> **EXERCISE**:
What is the number of lines holding the word "KANADA"? Give that number alone.

> **PROVIDED INFORMATION**:

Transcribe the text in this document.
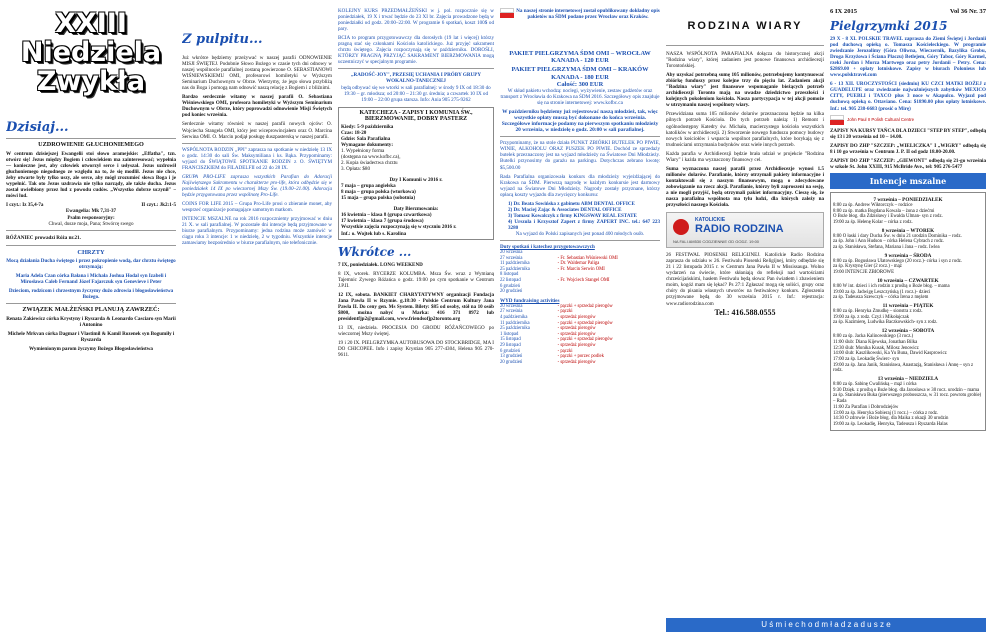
XXIII
Niedziela
Zwykła
Dzisiaj...
UZDROWIENIE GŁUCHONIEMEGO
W centrum dzisiejszej Ewangelii stoi słowo aramejskie: „Effatha", tzn. otwórz się! Jezus między Bogiem i człowiekiem ma zainteresować; wypełnia — konieczne jest, aby człowiek otworzył serce i usłyszał. Jezus uzdrowił głuchoniemego niegodnego ze względu na to, że się modlił. Jezus nie chce, żeby otwarte były tylko uszy, ale serce, aby mógł zrozumieć słowa Boga i je wypełnić. Tak oto Jezus uzdrawia nie tylko narządy, ale także ducha. Jezus został uwielbiony przez lud z powodu cudów. „Wszystko dobrze uczynił" – mówi lud.
I czyt.: Iz 35,4-7a	II czyt.: Jk2:1-5
Ewangelia: Mk 7,31-37
Psalm responsoryjny:
Chwal, dusze moja, Pana; Stwórcę swego
RÓŻANIEC prowadzi Róża nr.21.
CHRZTY
Mocą działania Ducha świętego i przez pokropienie wodą, dar chrztu świętego otrzymają:
Maria Adela Czan córka Bałana i Michała Joshua Hodal syn Izabeli i Mirosława Caleb Fernand Józef Fajarczuk syn Genevieve i Peter
Dzieciom, rodzicom i chrzestnym życzymy dużo zdrowia i błogosławieństwa Bożego.
ZWIĄZEK MAŁŻEŃSKI PLANUJĄ ZAWRZEĆ:
Renata Zakiewicz córka Krystyny i Ryszarda & Leonardo Casciaro syn Marii i Antonino
Michele Mrkvan córka Dagmar i Vlastimil & Kamil Rozenek syn Bogumiły i Ryszarda
Wymienionym parom życzymy Bożego Błogosławieństwa
Z pulpitu...
Już wkrótce będziemy przeżywać w naszej parafii ODNOWIENIE MISJI ŚWIĘTEJ. Podobnie Słowo Bożego w czasie tych dni odnowy w naszej wspólnocie parafialnej zostaną powierzone O. SEBASTIANOWI WIŚNIEWSKIEMU OMI, profesorowi homiletyki w Wyższym Seminarium Duchownym w Obrze. Wierzymy, że jego słowa przybliżą nas do Boga i pomogą nam odnowić naszą relację z Bogiem i z bliźnimi.
Bardzo serdecznie witamy w naszej parafii O. Sebastiana Wiśniewskiego OMI, profesora homiletyki w Wyższym Seminarium Duchownym w Obrze, który poprowadzi odnowienie Misji Świętych pod koniec września.
Serdecznie witamy również w naszej parafii nowych ojców: O. Wojciecha Stangela OMI, który jest wiceprowincjałem oraz O. Marcina Serwina OMI. O. Marcin podjął posługę duszpasterską w naszej parafii.
WSPÓLNOTA RODZIN „PPI" zaprasza na spotkanie w niedzielę 13 IX o godz. 14:30 do sali Św. Maksymiliana i ks. Bąka. Przypominamy: wyjazd do ŚWIĄTOWE SPOTKANIE RODZIN z O. ŚWIĘTYM FRANCISZKIEM do FILADELFII od 22 do 28 IX.
GRUPA PRO-LIFE zaprasza wszystkich Parafian do Adoracji Najświętszego Sakramentu w charakterze pro-life, która odbędzie się w poniedziałek 14 IX po wieczornej Mszy Św. (19.00–21.00). Adoracja będzie przygotowana przez wspólnotę Pro-Life.
COINS FOR LIFE 2015 – Grupa Pro-Life prosi o zbieranie monet, aby wesprzeć organizacje pomagające samotnym matkom.
INTENCJE MSZALNE na rok 2016 rozpoczniemy przyjmować w dniu 21 X. w sali parafialnej. W pozostałe dni intencje będą przyjmowane w biurze parafialnym. Przypominamy: jedna rodzina może zamówić w ciągu roku 3 intencje: 1 w niedzielę, 2 w tygodniu. Wszystkie intencje zamawiamy bezpośrednio w biurze parafialnym, nie telefonicznie.
KOLEJNY KURS PRZEDMAŁŻEŃSKI w j. pol. rozpocznie się w poniedziałek, 19 X i trwać będzie do 23 XI br. Zajęcia prowadzone będą w poniedziałki od godz. 20:00–22:00. W programie 6 spotkań, koszt 100$ od pary.
BCIA to program przygotowawczy dla dorosłych (19 lat i więcej) którzy pragną stać się członkami Kościoła katolickiego. Już przyjęć sakrament chrztu świętego. Zajęcia rozpoczynają się w październiku. DOROŚLI, KTÓRZY PRAGNĄ PRZYJĄĆ SAKRAMENT BIERZMOWANIA mogą uczestniczyć w specjalnym programie.
„RADOŚĆ-JOY", PRZESIĘ UCHANIA I PRÓBY GRUPY WOKALNO-TANECZNEJ
będą odbywać się we wtorki w sali parafialnej: w środy 9 IX od 18:30 do 19:30 – gr. młodsza; od 20:00 – 21:30 gr. średnia; a czwartek 10 IX od 19:00 – 22:00 grupa starsza. Info: Ania 905 275-9262
KATECHEZA - ZAPISY I KOMUNIA ŚW., BIERZMOWANIE, DOBRY PASTERZ
Kiedy: 5-9 października
Czas: 18-20
Gdzie: Sala Parafialna
Wymagane dokumenty:
1. Wypełniony forma
(dostępna na www.kofbc.ca),
2. Kopia świadectwa chrztu
3. Opłata: $80
Dzy I Komunii w 2016 r.
7 maja – grupa angielska
8 maja – grupa polska (wtorkowa)
15 maja – grupa polska (sobotnia)
Daty Bierzmowania:
16 kwietnia – klasa 8 (grupa czwartkowa)
17 kwietnia – klasa 7 (grupa środowa)
Wszystkie zajęcia rozpoczynają się w styczniu 2016 r.
Inf.: o. Wojtek lub s. Karolina
Wkrótce ...
7 IX, poniedziałek. LONG WEEKEND
8 IX, wtorek. RYCERZE KOLUMBA. Msza Św. wraz z Wymianą Tajemnic Zywego Różańca o godz. 19:00 po cym spotkanie w Centrum J.P.II.
12 IX, sobota. BANKIET CHARYTATYWNY organizacji Fundacja Jana Pawła II w Rzymie. g.18:30 - Polskie Centrum Kultury Jana Pawła II. Do ceny gen. Ms System. Bilety: $85 od osoby, stół na 10 osób $800, można nabyć u Marka: 416 371 8972 lub presidentfjp2@gmail.com, www.friendsofjp2toronto.org
13 IX, niedziela. PROCESJA DO GRODU RÓŻAŃCOWEGO po wieczornej Mszy świętej.
19 i 20 IX. PIELGRZYMKA AUTOBUSOWA DO STOCKBRIDGE, MA I DO CHICOPEE. Info i zapisy Krystian 905 277-4304, Helena 905 270-9611.
Na naszej stronie internetowej został opublikowany dokładny opis pakietów na ŚDM podane przez Wrocław oraz Kraków.
PAKIET PIELGRZYMA ŚDM OMI – WROCŁAW KANADA - 120 EUR
PAKIET PIELGRZYMA ŚDM OMI – KRAKÓW KANADA - 180 EUR
Całość: 300 EUR
W skład pakietu wchodzą: noclegi, wyżywienie, zestaw gadżetów oraz transport z Wrocławia do Krakowa na ŚDM 2016. Szczegółowy opis znajduje się na stronie internetowej: www.kofbc.ca
W październiku będziemy już rejestrować naszą młodzież, tak, więc wszystkie opłaty muszą być dokonane do końca września. Szczegółowe informacje podamy na pierwszym spotkaniu młodzieży 20 września, w niedzielę o godz. 20:00 w sali parafialnej.
Przypominamy, że na stole działa PUNKT ZBIÓRKI BUTELEK PO PIWIE, WINIE, ALKOHOLU ORAZ PUSZEK PO PIWIE. Dochód ze sprzedaży butelek przeznaczony jest na wyjazd młodzieży na Światowe Dni Młodzieży. Butelki przynosimy do garażu na parkingu. Dotychczas zebrano kwotę: $5,500.00
Rada Parafialna organizowała konkurs dla młodzieży wyjeżdżającej do Krakowa na ŚDM. Pierwszą nagrodę w każdym konkursie jest darmowy wyjazd na Światowe Dni Młodzieży. Nagrody zostały przyznane, którzy opłacą koszty wyjazdu dla zwycięzcy konkursu:
1) Dr. Beata Sowińska z gabinetu ABM DENTAL OFFICE
2) Dr. Maciej Zając & Associates DENTAL OFFICE
3) Tomasz Kowalczyk z firmy KINGSWAY REAL ESTATE
4) Urszula i Krzysztof Zapert z firmy ZAPERT INC. tel.: 647 223 3280
Na wyjazd do Polski zapisanych jest ponad 400 młodych osób.
Duty spotkań i katechez przygotowawczych
20 września
27 września	- Fr. Sebastian Wiśniewski OMI
11 października	- Dr. Waldemar Paliga
25 października	- Fr. Marcin Serwin OMI
8 listopad
22 listopad	- Fr. Wojciech Stangel OMI
6 grudzień
20 grudzień
WYD fundraising activities
20 września	- pączki + sprzedaż pierogów
27 września	- pączki
4 października	- sprzedaż pierogów
11 października	- pączki + sprzedaż pierogów
25 października	- sprzedaż pierogów
1 listopad	- sprzedaż pierogów
15 listopad	- pączki + sprzedaż pierogów
29 listopad	- sprzedaż pierogów
6 grudzień	- pączki
13 grudzień	- pączki + porzec podlek
20 grudzień	- sprzedaż pierogów
RODZINA WIARY
NASZA WSPÓLNOTA PARAFIALNA dołącza do historycznej akcji "Rodzina wiary", której zadaniem jest ponowe finansowa archidiecezji Torontońskiej.
Aby uzyskać potrzebną sumę 105 milionów, potrzebujemy kontynuować zbiórkę funduszy przez kolejne trzy do pięciu lat. Zadaniem akcji "Rodzina wiary" jest finansowe wspomaganie bieżących potrzeb archidiecezji Toronto mają na uwadze dziedzictwo przeszłości i kolejnych pokoleniom kościoła. Nasza partycypacja w tej akcji pomoże w utrzymaniu naszej wspólnoty wiary.
Przewidziana suma 105 milionów dolarów przeznaczona będzie na kilka pilnych potrzeb Kościoła. Do tych potrzeb należą: 1) Remont i ogólnodostępny Katedry św. Michała, macierzystego kościoła wszystkich katolików w archidiecezji. 2) Stworzenie nowego funduszu pomocy budowy nowych kościołów i wsparcia wspólnot parafialnych, które borykają się z trudnościami utrzymania budynków oraz wiele innych potrzeb.
Każda parafia w Archidiecezji będzie brała udział w projekcie "Rodzina Wiary" i każda ma wyznaczony finansowy cel.
Suma wyznaczona naszej parafii przez Archidiecezje wynosi 1.5 milionów dolarów. Parafianie, którzy otrzymali pakiety informacyjne i kontaktowali się z naszym finansowym, mogą o zdecydowane zobowiązanie na rzecz akcji. Parafianie, którzy byli zaproszeni na sesję, a nie mogli przyjść, będą otrzymali pakiet informacyjny. Cieszę się, że nasza parafialna wspólnota ma tylu ludzi, dla których zależy na przyszłości naszego Kościoła.
KATOLICKIE
RADIO RODZINA
NA FALI AM530 CODZIENNIE OD GODZ. 19:00
26 FESTIWAL PIOSENKI RELIGIJNEJ. Katolickie Radio Rodzina zaprasza do udziału w 26. Festiwalu Piosenki Religijnej, który odbędzie się 21 i 22 listopada 2015 r. w Centrum Jana Pawła II w Mississauga. Wolno wydarzeń na świecie, które skłaniają do refleksji nad wartościami chrześcijańskimi, hasłem Festiwalu będą słowa: Pan światłem i zbawieniem moim, kogóż mam się lękać? Ps 27:1 Zgłaszać mogą się soliści, grupy oraz chóry do pisania własnych utworów na festiwalowy konkurs. Zgłoszenia przyjmowane będą do 30 września 2015 r. Inf.: rejestracja: www.radiorodzina.com
Tel.: 416.588.0555
6 IX 2015	Vol 36 Nr. 37
Pielgrzymki 2015
29 X - 8 XI. POLSKIE TRAVEL zaprasza do Ziemi Świętej i Jordanii pod duchową opieką o. Tomasza Kościeleckiego. W programie zwiedzanie Jerozolimy (Góra Oliwna, Wieczernik, Bazylika Grobu, Droga Krzyżowa i Ściana Płaczu) Betlejem, Góry Tabor, Góry Karmel, rzeki Jordan i Morza Martwego oraz petry Jordanii – Petry. Cena: $2869.00 + opłaty lotniskowe. Zapisy w biurach Polonieus lub www.polsktravel.com
6 - 13 XII. UROCZYSTOŚCI (siedmiu) KU CZCI MATKI BOŻEJ z GUADELUPE oraz zwiedzanie najważniejszych zabytków MEXICO CITY, PUEBLI i TAXCO plus 3 noce w Akapulco. Wyjazd pod duchową opieką o. Ottaviano. Cena: $1890.00 plus opłaty lotniskowe. Inf.: tel. 905 238-6683 (prosić o Mirę)
John Paul II Polish Cultural Centre
ZAPISY NA KURSY TAŃCA DLA DZIECI "STEP BY STEP", odbędą się 13 i 20 września od 10 – 14.00.
ZAPISY DO ZHP "SZCZEP: „WIELICZKA" I „WIGRY" odbędą się 8 i 10 go września w Centrum J. P. II od godz 18.00-20.00.
ZAPISY DO ZHP "SZCZEP: „GIEWONT" odbędą się 21-go września w szkole St. John XXIII, 915 McBride Ave., tel: 905 276-5477
Intencje mszalne
7 września – PONIEDZIAŁEK
8:00 za śp. Andrew Wiktorczyk – rodzice
8:00 za śp. matka Bogdana Kowala – żona z dziećmi
O Boże błog. dla Zdzisławy i Ewalda Ulman- syn z rodz.
19:00 za śp. Helenę Kolar – córka z rodz.
8 września – WTOREK
8:00 O łaski i dary Ducha Św. w dniu 21 urodzin Dominika – rodz.
za śp. John i Ann Hudson – córka Helena Cybrach z rodz.
za śp. Stanisława, Stefana, Mariana i Jana – rodz. Iwlea
9 września – ŚRODA
8:00 za śp. Bogusława Ulatowskiego (20 rocz.)- córka i syn z rodz.
za śp. Krystynę Gier (2 rocz.) - mąż
19:00 INTENCJE ZBIOROWE
10 września – CZWARTEK
8:00 W int. dzieci i ich rodzin z prośbą o Boże błog. – mama
19:00 za śp. Jadwigę Leszczyńską (1 rocz.)- dzieci
za śp. Tadeusza Szewczyk – córka Irena z mężem
11 września – PIĄTEK
8:00 za śp. Henryka Zmudkę – sionstra z rodz.
19:00 za śp. z rodz. Czyż i Mikołajczak
za śp. Kazimierę, Ludwika Baczkowskich- syn z rodz.
12 września – SOBOTA
8:00 za śp. Jacka Kalinowskiego (3 rocz.)
11:00 ślub: Diana Kijewska, Jonathan Bilka
12:30 ślub: Monika Kusak, Milosz Jenowicz
14:00 ślub: Kaszlikowski, Ka Yu Buna, Dawid Kasprowicz
17:00 za śp. Leokadię Świerc- syn
19:00 za śp. Jana Janik, Stanisława, Anastazją, Stanisława i Annę – syn z rodz.
13 września – NIEDZIELA
8:00 za śp. Sabinę Cwalińską – mąż i córka
9:30 Dzięk. z prośbą o Boże błog. dla Jarosława w 30 rocz. urodzin – mama
za śp. Stanisława Buka (pierwszego probosszcza, w 31 rocz. powrotu grobie) – Rada
11:00 Za Parafian i Dobrodziejów
13:00 za śp. Henryka Sobieraj (1 rocz.) – córka z rodz.
14:30 O zdrowie i Boże błog. dla Maika z okazji 30 urodzin
19:00 za śp. Leokadię, Henryka, Tadeusza i Ryszarda Halas
U ś m i e c h o d m ł a d z a d u s z e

> **TASK ANSWER**:
2